Stated goal - Look through the entries below and count the lines with the word "World" in them; give only the number.

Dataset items
:::::

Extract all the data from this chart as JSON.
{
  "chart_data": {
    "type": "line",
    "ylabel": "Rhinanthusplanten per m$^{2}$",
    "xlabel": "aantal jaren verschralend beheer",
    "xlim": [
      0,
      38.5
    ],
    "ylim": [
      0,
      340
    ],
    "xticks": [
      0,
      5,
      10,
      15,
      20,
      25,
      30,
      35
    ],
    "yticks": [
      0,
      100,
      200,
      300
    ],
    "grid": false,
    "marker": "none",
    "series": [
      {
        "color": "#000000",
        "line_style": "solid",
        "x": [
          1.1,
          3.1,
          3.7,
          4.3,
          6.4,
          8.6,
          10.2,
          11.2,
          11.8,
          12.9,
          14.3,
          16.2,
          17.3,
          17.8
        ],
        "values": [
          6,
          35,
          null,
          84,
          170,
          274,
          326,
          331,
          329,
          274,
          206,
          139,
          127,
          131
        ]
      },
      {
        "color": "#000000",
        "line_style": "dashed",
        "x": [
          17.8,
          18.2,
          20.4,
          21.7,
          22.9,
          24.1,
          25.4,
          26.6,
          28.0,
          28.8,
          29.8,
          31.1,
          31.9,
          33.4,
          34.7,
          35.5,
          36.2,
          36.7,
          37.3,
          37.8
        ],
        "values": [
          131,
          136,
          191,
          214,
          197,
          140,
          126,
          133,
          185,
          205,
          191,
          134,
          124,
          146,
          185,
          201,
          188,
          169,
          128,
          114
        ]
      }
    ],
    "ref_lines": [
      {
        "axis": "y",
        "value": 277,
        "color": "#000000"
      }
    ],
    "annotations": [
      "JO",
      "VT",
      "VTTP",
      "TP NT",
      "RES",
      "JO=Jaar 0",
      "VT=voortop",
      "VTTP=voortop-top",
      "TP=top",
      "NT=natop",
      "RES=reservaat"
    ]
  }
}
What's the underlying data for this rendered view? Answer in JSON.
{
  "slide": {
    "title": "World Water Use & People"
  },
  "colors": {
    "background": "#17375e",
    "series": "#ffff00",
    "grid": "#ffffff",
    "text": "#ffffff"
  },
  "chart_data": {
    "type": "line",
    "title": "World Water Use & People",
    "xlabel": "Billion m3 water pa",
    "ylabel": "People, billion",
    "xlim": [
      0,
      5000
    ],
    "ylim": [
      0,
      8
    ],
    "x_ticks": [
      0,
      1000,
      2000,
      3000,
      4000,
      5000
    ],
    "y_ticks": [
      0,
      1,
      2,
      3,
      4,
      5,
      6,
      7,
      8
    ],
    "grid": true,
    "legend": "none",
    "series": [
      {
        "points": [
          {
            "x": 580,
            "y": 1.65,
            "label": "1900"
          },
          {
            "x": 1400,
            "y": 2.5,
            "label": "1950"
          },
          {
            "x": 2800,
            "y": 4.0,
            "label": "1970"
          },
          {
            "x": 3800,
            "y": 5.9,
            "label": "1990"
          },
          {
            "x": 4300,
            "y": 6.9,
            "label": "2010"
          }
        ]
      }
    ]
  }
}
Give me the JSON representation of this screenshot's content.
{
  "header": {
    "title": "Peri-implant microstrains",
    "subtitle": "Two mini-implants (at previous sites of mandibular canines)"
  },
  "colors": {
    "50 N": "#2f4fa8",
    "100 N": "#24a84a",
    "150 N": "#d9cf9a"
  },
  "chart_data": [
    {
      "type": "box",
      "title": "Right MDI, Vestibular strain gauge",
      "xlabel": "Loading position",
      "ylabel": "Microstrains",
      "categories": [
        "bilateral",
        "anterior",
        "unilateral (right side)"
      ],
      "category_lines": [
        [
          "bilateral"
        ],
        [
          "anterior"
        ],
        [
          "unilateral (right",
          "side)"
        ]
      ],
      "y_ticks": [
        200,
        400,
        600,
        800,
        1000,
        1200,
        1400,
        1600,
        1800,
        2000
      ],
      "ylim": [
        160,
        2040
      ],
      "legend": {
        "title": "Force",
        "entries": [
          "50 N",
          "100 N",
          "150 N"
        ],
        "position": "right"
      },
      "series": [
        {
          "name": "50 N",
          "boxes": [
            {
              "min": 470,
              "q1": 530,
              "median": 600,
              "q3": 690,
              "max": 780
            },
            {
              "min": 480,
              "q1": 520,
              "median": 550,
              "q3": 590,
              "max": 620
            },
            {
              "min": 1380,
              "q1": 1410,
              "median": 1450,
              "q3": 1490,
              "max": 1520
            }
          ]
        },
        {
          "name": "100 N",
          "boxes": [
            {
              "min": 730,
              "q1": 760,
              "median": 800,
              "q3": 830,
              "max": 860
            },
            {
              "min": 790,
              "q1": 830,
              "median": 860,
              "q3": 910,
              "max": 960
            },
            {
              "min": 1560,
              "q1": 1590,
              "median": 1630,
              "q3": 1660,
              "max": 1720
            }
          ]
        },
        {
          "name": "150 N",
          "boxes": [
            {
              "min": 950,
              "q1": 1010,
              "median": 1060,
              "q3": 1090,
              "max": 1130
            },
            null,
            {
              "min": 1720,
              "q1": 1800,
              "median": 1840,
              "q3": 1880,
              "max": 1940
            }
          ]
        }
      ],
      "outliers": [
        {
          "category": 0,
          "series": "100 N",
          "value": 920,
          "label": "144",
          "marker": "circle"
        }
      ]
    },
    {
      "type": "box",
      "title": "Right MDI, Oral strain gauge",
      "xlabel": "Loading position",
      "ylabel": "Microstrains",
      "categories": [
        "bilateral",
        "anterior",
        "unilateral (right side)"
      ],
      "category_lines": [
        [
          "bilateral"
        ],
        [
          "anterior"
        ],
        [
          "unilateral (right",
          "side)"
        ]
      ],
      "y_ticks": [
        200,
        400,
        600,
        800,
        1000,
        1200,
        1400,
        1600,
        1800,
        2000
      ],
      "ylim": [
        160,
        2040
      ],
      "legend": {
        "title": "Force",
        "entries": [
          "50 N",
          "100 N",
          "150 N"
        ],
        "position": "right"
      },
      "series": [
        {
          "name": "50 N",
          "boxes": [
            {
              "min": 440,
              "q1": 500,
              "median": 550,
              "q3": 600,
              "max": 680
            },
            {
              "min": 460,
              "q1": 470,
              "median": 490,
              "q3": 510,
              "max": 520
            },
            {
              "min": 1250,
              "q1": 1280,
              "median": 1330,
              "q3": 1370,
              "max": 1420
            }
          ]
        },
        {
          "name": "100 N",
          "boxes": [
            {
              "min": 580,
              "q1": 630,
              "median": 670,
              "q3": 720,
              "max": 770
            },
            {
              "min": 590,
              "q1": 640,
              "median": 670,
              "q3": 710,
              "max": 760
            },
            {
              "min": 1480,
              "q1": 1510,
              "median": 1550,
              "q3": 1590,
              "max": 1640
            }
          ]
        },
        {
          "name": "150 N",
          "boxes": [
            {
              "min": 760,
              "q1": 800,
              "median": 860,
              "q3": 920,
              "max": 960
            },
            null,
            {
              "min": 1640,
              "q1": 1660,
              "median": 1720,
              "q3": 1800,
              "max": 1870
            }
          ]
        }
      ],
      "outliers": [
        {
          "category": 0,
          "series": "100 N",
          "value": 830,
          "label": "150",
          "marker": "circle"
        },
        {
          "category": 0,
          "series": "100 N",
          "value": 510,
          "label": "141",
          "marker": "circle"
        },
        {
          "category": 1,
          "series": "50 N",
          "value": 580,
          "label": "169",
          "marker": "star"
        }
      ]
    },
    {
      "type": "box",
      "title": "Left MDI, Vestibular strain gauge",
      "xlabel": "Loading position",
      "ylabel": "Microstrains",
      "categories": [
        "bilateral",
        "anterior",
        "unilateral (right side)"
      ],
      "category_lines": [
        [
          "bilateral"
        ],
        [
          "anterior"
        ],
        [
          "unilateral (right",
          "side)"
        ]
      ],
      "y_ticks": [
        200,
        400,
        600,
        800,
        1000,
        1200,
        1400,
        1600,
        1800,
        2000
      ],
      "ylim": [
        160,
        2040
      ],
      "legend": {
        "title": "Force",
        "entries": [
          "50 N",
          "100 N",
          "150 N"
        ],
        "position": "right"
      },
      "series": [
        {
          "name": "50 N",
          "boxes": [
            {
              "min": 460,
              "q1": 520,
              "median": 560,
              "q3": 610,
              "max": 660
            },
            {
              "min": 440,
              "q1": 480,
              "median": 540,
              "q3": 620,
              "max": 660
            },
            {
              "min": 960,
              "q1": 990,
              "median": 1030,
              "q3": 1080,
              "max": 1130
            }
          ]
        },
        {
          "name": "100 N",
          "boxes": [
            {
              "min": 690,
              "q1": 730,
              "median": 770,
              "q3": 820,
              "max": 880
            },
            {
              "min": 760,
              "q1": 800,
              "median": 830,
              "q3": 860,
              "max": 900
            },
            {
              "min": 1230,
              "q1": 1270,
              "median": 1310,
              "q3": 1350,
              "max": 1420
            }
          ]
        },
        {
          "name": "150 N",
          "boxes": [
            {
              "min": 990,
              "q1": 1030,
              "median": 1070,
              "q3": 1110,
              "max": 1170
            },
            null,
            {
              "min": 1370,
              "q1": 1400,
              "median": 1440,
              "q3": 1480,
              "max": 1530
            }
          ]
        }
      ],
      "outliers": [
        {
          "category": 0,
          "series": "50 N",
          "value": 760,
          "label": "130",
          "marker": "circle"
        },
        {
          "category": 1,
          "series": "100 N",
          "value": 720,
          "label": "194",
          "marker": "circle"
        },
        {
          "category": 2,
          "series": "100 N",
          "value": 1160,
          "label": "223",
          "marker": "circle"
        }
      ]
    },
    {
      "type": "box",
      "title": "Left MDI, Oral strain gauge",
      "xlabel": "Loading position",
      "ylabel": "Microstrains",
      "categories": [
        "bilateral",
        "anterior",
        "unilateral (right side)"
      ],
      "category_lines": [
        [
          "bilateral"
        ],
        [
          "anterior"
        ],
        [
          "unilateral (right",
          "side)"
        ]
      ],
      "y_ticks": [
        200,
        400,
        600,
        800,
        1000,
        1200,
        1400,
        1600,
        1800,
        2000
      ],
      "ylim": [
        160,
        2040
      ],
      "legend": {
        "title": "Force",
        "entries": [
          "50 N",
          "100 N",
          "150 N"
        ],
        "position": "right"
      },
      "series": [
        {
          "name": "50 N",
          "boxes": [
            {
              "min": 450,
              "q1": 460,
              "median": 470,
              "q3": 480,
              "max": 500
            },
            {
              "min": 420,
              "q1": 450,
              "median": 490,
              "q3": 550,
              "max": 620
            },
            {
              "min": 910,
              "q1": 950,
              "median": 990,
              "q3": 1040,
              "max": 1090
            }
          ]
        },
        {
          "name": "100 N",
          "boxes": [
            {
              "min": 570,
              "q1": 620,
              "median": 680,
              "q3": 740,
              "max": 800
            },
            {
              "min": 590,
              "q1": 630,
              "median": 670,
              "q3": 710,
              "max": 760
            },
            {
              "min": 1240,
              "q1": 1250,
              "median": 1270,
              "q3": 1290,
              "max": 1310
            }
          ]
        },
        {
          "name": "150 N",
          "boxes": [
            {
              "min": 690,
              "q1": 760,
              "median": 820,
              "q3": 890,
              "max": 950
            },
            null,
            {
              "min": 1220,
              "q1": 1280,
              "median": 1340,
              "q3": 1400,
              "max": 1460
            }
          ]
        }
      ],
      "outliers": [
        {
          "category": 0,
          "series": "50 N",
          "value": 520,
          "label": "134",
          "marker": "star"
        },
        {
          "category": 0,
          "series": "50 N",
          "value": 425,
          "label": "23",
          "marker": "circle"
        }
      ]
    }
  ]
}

:::::

Exercise answer - 2